What the exercise asks:
Could you write out the records below exactly as they appear?

Dataset records:

START

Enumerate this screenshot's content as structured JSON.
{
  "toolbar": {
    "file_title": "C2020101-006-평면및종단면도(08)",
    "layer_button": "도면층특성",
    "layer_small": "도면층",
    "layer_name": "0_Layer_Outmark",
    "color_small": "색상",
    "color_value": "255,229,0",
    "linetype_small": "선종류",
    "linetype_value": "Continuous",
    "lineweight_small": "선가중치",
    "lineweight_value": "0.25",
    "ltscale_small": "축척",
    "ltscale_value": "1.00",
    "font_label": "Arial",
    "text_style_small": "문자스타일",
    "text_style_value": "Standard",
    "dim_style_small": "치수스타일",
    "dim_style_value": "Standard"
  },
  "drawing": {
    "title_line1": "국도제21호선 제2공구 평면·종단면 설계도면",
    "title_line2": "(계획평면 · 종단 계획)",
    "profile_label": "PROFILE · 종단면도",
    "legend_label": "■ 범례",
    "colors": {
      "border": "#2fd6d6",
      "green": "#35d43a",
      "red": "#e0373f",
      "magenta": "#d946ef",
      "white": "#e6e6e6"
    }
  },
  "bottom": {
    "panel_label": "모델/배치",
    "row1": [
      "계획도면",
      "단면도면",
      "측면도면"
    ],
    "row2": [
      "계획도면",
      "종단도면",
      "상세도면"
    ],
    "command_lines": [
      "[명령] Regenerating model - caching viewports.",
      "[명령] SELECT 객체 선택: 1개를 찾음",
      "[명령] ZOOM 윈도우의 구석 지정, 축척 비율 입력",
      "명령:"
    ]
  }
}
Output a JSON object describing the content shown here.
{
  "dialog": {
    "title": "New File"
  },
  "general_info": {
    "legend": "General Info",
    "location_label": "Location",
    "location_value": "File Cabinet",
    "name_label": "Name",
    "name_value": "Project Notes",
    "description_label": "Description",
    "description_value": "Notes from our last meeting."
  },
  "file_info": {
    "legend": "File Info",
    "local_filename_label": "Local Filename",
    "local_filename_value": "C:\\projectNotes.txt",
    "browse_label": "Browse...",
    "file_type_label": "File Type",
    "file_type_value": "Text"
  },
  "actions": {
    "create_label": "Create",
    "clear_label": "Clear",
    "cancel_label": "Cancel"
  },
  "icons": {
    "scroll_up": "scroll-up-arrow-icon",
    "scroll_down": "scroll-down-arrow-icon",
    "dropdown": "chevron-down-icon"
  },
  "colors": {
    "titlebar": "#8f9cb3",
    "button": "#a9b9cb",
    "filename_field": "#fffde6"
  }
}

END

Final result:
Enumerate this screenshot's content as structured JSON.
{
  "toolbar": {
    "file_title": "C2020101-006-평면및종단면도(08)",
    "layer_button": "도면층특성",
    "layer_small": "도면층",
    "layer_name": "0_Layer_Outmark",
    "color_small": "색상",
    "color_value": "255,229,0",
    "linetype_small": "선종류",
    "linetype_value": "Continuous",
    "lineweight_small": "선가중치",
    "lineweight_value": "0.25",
    "ltscale_small": "축척",
    "ltscale_value": "1.00",
    "font_label": "Arial",
    "text_style_small": "문자스타일",
    "text_style_value": "Standard",
    "dim_style_small": "치수스타일",
    "dim_style_value": "Standard"
  },
  "drawing": {
    "title_line1": "국도제21호선 제2공구 평면·종단면 설계도면",
    "title_line2": "(계획평면 · 종단 계획)",
    "profile_label": "PROFILE · 종단면도",
    "legend_label": "■ 범례",
    "colors": {
      "border": "#2fd6d6",
      "green": "#35d43a",
      "red": "#e0373f",
      "magenta": "#d946ef",
      "white": "#e6e6e6"
    }
  },
  "bottom": {
    "panel_label": "모델/배치",
    "row1": [
      "계획도면",
      "단면도면",
      "측면도면"
    ],
    "row2": [
      "계획도면",
      "종단도면",
      "상세도면"
    ],
    "command_lines": [
      "[명령] Regenerating model - caching viewports.",
      "[명령] SELECT 객체 선택: 1개를 찾음",
      "[명령] ZOOM 윈도우의 구석 지정, 축척 비율 입력",
      "명령:"
    ]
  }
}
Output a JSON object describing the content shown here.
{
  "dialog": {
    "title": "New File"
  },
  "general_info": {
    "legend": "General Info",
    "location_label": "Location",
    "location_value": "File Cabinet",
    "name_label": "Name",
    "name_value": "Project Notes",
    "description_label": "Description",
    "description_value": "Notes from our last meeting."
  },
  "file_info": {
    "legend": "File Info",
    "local_filename_label": "Local Filename",
    "local_filename_value": "C:\\projectNotes.txt",
    "browse_label": "Browse...",
    "file_type_label": "File Type",
    "file_type_value": "Text"
  },
  "actions": {
    "create_label": "Create",
    "clear_label": "Clear",
    "cancel_label": "Cancel"
  },
  "icons": {
    "scroll_up": "scroll-up-arrow-icon",
    "scroll_down": "scroll-down-arrow-icon",
    "dropdown": "chevron-down-icon"
  },
  "colors": {
    "titlebar": "#8f9cb3",
    "button": "#a9b9cb",
    "filename_field": "#fffde6"
  }
}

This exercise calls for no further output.